=== STATED PROBLEM ===
State the number of lines that include the string "транспортную", and write nothing else.

=== MATERIAL SHOWN ===
● ● ● ●

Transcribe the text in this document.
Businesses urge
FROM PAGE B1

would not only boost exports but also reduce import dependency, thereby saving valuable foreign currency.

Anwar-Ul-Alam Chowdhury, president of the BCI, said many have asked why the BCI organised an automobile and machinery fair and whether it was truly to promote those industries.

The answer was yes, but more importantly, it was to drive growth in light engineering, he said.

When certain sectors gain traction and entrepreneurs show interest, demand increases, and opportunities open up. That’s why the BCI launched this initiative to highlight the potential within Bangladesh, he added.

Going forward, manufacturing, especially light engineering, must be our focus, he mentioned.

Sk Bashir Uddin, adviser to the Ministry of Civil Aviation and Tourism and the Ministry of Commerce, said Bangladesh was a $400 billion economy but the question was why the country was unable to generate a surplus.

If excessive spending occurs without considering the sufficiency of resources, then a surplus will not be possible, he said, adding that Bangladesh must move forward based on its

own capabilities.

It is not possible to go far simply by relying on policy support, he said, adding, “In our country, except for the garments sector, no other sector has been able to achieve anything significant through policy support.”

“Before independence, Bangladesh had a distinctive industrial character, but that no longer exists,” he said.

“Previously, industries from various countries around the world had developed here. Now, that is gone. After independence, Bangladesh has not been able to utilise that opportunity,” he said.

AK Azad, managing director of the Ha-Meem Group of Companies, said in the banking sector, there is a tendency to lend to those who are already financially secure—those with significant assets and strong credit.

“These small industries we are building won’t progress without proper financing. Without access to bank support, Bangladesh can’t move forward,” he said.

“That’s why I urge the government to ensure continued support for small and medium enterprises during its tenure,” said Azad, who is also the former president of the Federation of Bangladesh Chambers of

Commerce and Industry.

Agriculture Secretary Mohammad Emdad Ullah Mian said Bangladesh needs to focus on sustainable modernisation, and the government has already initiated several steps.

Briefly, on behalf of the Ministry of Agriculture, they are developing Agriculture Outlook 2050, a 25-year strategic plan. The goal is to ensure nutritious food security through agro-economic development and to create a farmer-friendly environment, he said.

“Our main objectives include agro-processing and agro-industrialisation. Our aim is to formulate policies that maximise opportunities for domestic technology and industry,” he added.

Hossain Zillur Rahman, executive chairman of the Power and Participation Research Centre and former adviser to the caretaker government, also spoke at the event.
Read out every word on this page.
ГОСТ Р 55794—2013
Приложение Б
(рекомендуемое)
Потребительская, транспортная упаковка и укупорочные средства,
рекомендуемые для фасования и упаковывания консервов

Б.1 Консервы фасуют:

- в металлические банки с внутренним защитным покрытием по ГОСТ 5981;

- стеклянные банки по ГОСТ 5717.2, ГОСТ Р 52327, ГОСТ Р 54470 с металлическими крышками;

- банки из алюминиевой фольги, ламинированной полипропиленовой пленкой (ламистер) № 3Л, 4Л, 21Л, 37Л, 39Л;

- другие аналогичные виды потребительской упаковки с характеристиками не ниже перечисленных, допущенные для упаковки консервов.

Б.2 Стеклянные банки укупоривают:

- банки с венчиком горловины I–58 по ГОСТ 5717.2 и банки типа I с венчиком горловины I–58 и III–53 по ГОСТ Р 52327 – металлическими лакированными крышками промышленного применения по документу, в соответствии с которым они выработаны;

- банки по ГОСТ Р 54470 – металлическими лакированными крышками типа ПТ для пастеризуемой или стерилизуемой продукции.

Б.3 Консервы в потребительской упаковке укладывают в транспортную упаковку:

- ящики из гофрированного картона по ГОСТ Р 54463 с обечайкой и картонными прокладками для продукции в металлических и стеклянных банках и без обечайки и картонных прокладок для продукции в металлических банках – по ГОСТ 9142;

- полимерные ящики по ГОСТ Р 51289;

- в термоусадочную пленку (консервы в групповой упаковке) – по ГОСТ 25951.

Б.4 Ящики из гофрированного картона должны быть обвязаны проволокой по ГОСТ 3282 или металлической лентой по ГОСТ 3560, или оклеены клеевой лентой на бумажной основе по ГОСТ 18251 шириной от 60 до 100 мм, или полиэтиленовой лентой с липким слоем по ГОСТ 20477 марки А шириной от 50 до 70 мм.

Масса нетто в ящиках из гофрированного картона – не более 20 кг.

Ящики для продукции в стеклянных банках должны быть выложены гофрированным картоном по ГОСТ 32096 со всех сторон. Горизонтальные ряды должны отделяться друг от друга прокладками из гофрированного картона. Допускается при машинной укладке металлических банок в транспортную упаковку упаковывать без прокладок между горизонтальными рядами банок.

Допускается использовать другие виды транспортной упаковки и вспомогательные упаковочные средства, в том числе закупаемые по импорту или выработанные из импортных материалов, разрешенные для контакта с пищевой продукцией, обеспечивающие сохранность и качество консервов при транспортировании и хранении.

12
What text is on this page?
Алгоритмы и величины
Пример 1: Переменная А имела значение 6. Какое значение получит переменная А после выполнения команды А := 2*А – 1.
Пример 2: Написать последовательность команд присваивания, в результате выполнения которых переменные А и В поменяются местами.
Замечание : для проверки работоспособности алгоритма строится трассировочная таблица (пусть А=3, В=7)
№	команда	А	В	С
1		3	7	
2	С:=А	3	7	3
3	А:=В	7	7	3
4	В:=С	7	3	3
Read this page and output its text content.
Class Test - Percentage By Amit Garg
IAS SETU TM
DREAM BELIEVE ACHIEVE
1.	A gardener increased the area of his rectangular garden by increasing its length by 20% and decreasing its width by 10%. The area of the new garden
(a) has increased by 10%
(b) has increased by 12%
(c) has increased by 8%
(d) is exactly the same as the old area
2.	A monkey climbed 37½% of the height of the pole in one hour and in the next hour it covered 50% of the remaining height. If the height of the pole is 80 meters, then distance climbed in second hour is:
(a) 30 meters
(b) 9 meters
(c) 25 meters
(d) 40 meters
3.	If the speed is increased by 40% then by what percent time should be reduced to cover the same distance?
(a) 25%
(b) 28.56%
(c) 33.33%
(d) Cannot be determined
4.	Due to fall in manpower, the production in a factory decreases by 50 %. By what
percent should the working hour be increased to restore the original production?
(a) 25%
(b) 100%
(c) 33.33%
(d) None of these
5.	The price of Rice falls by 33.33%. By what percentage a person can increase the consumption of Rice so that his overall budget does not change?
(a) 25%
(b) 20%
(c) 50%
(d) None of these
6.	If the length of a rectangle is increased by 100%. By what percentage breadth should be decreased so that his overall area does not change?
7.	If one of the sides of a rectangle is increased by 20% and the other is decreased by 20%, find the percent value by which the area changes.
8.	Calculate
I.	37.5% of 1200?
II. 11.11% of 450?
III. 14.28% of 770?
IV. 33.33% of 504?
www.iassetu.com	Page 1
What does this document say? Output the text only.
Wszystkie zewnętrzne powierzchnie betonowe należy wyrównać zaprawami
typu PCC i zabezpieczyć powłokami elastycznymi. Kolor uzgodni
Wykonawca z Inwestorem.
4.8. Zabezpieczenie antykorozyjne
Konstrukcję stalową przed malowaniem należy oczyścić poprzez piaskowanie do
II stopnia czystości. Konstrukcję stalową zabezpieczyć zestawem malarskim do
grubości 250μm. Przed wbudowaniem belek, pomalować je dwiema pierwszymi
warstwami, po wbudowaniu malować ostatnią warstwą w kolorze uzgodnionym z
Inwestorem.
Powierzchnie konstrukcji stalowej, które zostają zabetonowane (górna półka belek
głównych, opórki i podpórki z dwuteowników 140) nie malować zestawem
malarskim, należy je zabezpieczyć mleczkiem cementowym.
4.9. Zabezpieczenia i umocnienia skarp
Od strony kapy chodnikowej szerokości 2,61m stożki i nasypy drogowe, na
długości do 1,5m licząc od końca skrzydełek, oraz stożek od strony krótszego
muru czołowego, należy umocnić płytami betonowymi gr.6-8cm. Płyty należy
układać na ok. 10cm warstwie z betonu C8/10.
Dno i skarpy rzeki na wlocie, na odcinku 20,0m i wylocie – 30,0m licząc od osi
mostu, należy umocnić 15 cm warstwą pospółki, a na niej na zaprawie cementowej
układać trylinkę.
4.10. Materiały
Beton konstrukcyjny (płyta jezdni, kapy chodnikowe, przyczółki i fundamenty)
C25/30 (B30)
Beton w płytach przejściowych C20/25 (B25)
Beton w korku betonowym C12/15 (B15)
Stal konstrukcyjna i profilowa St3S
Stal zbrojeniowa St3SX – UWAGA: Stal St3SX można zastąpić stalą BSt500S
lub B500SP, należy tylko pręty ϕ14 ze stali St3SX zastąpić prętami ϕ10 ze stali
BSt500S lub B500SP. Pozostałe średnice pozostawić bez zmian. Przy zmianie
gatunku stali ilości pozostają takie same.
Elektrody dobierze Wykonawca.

● ● ● ●

=== CORRECT RESULT ===
2